— start Stored records —

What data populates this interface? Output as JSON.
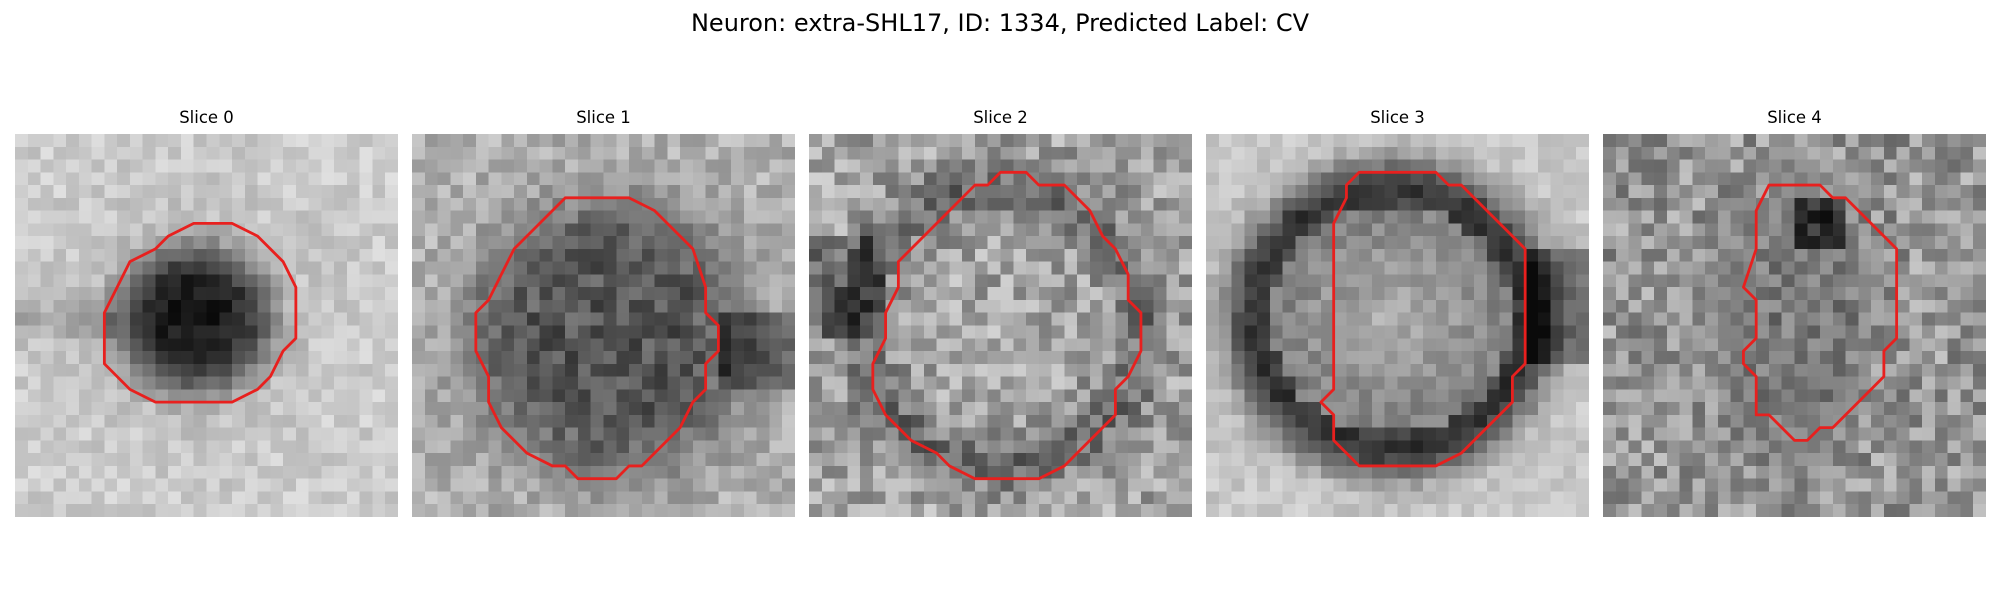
{
  "figure": {
    "title": "Neuron: extra-SHL17, ID: 1334, Predicted Label: CV"
  },
  "panels": [
    {
      "title": "Slice 0",
      "image": {
        "kind": "grayscale-micrograph",
        "cell": "compact dark blob",
        "colormap": "gray"
      },
      "contour": {
        "color": "#e8201e"
      }
    },
    {
      "title": "Slice 1",
      "image": {
        "kind": "grayscale-micrograph",
        "cell": "large textured round body",
        "colormap": "gray"
      },
      "contour": {
        "color": "#e8201e"
      }
    },
    {
      "title": "Slice 2",
      "image": {
        "kind": "grayscale-micrograph",
        "cell": "faint round body",
        "colormap": "gray"
      },
      "contour": {
        "color": "#e8201e"
      }
    },
    {
      "title": "Slice 3",
      "image": {
        "kind": "grayscale-micrograph",
        "cell": "dark ring with lighter center",
        "colormap": "gray"
      },
      "contour": {
        "color": "#e8201e"
      }
    },
    {
      "title": "Slice 4",
      "image": {
        "kind": "grayscale-micrograph",
        "cell": "narrow elongated body",
        "colormap": "gray"
      },
      "contour": {
        "color": "#e8201e"
      }
    }
  ]
}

— end Stored records —

- _Exercise_: Restate the whole of the material word for word without the pictures.

- _Answer to the problem_:
What data populates this interface? Output as JSON.
{
  "figure": {
    "title": "Neuron: extra-SHL17, ID: 1334, Predicted Label: CV"
  },
  "panels": [
    {
      "title": "Slice 0",
      "image": {
        "kind": "grayscale-micrograph",
        "cell": "compact dark blob",
        "colormap": "gray"
      },
      "contour": {
        "color": "#e8201e"
      }
    },
    {
      "title": "Slice 1",
      "image": {
        "kind": "grayscale-micrograph",
        "cell": "large textured round body",
        "colormap": "gray"
      },
      "contour": {
        "color": "#e8201e"
      }
    },
    {
      "title": "Slice 2",
      "image": {
        "kind": "grayscale-micrograph",
        "cell": "faint round body",
        "colormap": "gray"
      },
      "contour": {
        "color": "#e8201e"
      }
    },
    {
      "title": "Slice 3",
      "image": {
        "kind": "grayscale-micrograph",
        "cell": "dark ring with lighter center",
        "colormap": "gray"
      },
      "contour": {
        "color": "#e8201e"
      }
    },
    {
      "title": "Slice 4",
      "image": {
        "kind": "grayscale-micrograph",
        "cell": "narrow elongated body",
        "colormap": "gray"
      },
      "contour": {
        "color": "#e8201e"
      }
    }
  ]
}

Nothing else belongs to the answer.